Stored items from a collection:

[Start]

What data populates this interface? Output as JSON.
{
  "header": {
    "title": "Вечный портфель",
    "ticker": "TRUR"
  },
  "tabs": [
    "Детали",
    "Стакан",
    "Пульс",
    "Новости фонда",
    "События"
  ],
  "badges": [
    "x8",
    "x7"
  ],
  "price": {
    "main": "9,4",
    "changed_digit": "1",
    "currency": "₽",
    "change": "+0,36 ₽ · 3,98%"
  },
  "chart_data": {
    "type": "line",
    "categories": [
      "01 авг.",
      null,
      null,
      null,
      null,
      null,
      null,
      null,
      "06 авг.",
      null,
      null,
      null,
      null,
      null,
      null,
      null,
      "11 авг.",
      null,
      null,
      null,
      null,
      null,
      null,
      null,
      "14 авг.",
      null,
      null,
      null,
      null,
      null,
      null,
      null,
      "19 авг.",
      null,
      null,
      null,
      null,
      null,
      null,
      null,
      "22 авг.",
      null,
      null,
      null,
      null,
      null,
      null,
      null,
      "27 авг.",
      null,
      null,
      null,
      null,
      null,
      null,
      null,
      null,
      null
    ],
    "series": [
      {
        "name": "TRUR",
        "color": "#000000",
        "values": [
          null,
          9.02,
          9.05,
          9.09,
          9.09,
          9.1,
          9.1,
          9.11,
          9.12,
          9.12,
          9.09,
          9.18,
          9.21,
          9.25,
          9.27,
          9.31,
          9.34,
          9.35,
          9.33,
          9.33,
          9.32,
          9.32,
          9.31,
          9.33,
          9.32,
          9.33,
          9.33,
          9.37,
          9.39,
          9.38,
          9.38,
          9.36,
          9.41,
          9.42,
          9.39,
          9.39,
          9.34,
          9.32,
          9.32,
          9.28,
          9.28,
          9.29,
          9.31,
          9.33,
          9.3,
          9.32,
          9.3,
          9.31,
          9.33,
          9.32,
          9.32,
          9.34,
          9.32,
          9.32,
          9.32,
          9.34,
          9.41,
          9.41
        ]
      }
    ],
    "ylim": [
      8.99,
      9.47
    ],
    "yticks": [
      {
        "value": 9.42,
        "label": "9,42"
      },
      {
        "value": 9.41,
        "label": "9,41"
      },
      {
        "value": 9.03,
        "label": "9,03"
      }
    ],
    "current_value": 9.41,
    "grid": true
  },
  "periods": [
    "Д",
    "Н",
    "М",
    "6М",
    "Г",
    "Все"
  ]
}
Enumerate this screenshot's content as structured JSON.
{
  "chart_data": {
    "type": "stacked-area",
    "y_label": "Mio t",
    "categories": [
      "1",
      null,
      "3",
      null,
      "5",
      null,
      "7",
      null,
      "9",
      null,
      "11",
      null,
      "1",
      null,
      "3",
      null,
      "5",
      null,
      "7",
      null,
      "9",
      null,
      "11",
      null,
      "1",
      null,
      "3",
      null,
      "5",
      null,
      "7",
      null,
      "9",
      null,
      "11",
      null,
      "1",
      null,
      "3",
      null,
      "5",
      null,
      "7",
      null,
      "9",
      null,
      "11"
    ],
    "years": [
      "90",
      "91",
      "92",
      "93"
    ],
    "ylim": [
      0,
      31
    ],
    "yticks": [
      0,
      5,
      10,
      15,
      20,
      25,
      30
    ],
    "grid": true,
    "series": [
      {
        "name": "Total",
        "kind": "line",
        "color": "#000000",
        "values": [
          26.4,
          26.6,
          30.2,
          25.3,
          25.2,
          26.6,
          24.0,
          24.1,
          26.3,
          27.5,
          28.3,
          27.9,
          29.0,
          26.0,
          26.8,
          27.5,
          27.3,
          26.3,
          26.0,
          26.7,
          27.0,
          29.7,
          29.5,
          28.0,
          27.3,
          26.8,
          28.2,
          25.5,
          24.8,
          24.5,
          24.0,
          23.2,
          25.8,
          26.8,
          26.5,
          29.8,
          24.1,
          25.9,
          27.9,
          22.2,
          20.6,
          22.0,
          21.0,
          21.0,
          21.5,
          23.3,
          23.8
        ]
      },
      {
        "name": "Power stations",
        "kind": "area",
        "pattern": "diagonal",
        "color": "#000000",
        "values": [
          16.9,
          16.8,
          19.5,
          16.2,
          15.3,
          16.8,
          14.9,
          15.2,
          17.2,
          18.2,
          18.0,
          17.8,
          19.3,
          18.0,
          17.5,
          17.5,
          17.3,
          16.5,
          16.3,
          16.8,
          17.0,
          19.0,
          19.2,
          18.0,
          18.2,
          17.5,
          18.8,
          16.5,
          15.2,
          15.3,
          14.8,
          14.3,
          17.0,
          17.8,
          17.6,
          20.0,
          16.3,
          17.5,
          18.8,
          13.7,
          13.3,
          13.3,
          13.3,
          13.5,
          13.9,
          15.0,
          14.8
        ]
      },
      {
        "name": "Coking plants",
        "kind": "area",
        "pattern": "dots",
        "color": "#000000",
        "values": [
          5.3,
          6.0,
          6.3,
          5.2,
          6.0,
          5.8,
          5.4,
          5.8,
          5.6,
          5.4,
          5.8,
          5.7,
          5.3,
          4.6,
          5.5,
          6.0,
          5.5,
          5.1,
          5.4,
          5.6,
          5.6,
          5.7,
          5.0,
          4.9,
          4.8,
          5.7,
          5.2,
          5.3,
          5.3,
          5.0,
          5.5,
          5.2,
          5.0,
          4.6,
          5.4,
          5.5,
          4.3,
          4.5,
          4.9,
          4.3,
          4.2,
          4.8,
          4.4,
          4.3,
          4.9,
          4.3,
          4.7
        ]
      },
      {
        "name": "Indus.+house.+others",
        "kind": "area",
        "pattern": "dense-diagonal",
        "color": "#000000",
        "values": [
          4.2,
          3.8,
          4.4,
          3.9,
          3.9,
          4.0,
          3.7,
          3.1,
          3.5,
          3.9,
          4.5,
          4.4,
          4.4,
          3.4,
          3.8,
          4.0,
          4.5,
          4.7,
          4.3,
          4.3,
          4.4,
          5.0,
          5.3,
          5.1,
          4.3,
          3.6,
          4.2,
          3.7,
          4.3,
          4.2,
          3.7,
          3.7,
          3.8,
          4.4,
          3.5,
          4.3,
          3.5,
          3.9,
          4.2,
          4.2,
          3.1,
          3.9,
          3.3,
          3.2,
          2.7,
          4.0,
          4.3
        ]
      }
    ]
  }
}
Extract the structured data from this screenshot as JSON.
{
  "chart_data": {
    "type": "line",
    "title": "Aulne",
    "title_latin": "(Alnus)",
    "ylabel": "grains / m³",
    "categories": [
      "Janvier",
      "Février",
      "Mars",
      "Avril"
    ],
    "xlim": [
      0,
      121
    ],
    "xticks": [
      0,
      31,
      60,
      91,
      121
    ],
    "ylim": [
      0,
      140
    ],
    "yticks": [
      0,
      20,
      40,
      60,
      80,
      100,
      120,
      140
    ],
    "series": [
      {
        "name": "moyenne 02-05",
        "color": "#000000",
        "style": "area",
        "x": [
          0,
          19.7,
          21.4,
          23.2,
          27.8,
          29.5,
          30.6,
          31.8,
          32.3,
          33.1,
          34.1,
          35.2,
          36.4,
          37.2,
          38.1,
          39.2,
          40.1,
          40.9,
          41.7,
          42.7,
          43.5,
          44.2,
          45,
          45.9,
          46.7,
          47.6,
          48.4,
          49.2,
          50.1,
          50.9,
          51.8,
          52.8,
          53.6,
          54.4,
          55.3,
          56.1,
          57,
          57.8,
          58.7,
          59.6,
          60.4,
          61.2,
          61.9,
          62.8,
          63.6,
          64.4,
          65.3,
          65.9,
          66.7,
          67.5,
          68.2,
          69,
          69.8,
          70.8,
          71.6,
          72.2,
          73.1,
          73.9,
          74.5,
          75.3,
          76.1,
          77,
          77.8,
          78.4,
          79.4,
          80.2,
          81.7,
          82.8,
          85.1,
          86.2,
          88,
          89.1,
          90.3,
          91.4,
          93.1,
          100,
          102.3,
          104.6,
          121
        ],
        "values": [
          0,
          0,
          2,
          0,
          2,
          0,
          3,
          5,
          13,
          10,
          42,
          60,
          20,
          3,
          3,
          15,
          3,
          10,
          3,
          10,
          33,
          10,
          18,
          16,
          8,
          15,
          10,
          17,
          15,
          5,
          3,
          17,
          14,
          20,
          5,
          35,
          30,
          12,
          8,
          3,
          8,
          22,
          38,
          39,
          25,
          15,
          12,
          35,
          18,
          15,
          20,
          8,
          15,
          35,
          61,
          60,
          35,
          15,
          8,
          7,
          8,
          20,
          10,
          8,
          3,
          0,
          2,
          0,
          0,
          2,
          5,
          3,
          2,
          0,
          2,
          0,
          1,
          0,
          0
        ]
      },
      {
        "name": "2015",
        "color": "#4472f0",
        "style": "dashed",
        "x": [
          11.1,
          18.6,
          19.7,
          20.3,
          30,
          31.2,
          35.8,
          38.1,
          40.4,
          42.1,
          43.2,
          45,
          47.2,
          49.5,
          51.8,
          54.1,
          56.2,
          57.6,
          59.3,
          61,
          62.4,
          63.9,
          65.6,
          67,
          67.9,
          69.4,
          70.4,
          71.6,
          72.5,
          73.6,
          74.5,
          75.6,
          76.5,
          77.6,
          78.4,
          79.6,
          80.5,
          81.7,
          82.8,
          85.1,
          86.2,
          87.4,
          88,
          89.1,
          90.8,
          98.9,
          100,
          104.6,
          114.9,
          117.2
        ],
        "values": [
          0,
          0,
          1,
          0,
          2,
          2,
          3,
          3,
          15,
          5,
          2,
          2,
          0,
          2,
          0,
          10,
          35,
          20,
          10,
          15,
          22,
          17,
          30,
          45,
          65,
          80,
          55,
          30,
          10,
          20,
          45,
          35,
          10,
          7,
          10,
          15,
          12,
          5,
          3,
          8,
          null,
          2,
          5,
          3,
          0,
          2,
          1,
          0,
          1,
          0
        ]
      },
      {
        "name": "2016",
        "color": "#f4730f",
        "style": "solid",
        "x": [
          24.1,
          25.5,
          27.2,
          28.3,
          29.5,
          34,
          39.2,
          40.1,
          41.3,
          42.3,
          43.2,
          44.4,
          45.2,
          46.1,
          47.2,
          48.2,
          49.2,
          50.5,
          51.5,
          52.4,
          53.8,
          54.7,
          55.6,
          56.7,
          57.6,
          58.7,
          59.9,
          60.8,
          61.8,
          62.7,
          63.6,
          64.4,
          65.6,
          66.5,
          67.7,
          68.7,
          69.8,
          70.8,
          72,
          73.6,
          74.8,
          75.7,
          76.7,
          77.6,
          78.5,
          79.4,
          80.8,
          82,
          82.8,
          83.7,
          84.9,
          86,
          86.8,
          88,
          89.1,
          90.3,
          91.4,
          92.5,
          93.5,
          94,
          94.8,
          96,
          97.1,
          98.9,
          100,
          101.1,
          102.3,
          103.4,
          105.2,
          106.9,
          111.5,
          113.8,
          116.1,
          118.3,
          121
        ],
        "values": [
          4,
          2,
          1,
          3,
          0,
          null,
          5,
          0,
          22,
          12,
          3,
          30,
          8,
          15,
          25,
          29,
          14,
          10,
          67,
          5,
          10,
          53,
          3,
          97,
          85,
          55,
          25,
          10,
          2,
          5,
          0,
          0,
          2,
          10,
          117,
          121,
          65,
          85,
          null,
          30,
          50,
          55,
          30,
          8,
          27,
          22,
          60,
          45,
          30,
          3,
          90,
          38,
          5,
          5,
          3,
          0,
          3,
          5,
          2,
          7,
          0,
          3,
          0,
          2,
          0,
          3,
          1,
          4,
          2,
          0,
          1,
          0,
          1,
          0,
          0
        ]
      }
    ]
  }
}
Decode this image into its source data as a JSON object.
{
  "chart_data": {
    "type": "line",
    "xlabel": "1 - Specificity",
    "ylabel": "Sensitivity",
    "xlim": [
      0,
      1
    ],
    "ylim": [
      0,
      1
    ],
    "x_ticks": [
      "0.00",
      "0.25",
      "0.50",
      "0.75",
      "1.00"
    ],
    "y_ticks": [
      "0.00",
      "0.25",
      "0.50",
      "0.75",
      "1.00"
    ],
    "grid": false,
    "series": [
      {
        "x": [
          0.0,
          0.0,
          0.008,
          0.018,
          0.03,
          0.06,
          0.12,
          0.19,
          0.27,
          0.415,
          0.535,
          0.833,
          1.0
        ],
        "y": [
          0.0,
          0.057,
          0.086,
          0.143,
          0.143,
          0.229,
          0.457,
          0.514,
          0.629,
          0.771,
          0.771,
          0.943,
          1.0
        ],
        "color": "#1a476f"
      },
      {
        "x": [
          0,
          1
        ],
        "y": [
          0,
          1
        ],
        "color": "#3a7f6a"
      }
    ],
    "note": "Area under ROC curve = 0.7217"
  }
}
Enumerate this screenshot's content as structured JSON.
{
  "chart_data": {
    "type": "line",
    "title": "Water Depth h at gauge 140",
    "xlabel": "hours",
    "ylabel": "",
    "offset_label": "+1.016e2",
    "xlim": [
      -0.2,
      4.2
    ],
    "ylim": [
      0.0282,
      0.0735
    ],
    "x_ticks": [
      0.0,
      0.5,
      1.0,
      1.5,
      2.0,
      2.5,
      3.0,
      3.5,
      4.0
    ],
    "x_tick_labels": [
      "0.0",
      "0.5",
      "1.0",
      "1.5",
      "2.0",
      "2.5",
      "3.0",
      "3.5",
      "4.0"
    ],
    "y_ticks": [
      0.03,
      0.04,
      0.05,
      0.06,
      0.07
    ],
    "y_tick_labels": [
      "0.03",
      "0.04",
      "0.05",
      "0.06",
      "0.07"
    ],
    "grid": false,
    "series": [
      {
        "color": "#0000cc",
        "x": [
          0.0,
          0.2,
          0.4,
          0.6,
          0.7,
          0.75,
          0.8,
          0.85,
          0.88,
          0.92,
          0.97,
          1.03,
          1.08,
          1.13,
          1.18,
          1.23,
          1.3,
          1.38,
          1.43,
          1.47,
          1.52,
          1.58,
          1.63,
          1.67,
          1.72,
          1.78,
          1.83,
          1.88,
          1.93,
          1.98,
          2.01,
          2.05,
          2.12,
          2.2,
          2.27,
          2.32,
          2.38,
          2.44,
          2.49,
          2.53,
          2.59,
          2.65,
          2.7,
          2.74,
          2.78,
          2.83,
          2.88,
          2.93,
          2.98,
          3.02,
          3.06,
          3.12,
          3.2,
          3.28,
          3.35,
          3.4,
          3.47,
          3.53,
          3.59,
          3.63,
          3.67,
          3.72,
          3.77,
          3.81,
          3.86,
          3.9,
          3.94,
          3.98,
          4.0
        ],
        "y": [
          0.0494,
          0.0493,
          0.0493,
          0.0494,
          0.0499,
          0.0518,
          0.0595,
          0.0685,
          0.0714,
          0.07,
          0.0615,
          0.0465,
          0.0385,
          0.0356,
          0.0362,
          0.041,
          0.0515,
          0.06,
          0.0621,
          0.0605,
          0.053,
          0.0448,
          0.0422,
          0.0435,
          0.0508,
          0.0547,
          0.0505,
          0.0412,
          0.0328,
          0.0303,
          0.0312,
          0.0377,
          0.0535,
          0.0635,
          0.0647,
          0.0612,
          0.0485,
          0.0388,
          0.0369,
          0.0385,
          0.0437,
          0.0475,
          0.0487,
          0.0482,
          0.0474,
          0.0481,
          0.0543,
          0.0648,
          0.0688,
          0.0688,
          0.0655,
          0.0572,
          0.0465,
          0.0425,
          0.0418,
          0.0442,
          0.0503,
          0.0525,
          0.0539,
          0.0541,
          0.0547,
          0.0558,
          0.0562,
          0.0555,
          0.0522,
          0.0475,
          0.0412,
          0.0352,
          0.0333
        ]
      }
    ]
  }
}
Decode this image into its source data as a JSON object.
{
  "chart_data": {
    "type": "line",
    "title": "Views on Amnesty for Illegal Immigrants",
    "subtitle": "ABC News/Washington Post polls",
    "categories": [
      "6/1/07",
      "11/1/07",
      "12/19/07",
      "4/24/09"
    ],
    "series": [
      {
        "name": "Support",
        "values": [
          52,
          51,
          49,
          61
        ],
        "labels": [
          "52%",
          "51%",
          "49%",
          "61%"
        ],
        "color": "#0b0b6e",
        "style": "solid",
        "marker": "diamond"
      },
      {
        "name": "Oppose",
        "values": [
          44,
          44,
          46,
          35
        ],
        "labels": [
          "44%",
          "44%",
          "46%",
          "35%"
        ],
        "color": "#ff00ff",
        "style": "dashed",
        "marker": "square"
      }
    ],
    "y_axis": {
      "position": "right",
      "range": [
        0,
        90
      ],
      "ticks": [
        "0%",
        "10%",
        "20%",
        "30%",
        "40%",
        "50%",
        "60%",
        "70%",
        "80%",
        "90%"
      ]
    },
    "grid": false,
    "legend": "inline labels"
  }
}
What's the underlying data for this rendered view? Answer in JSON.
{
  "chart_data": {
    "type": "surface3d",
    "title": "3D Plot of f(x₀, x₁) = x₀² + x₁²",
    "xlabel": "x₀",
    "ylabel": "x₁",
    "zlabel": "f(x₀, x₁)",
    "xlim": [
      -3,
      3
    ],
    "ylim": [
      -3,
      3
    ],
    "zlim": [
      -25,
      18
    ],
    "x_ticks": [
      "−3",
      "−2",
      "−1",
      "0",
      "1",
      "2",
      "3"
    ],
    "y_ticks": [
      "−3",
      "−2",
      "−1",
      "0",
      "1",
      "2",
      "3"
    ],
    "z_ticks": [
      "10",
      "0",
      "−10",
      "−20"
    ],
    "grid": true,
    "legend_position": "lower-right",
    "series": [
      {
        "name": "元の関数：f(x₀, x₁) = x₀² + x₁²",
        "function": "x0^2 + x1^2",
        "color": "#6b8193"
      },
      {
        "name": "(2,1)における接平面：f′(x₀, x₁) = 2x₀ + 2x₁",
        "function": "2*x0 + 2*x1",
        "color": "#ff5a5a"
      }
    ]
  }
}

[End]

WHAT YOU WILL DO: Filter out all lines lacking the word "pattern" and copy the rest.

REPLY TO THE TASK:
        "pattern": "diagonal",
        "pattern": "dots",
        "pattern": "dense-diagonal",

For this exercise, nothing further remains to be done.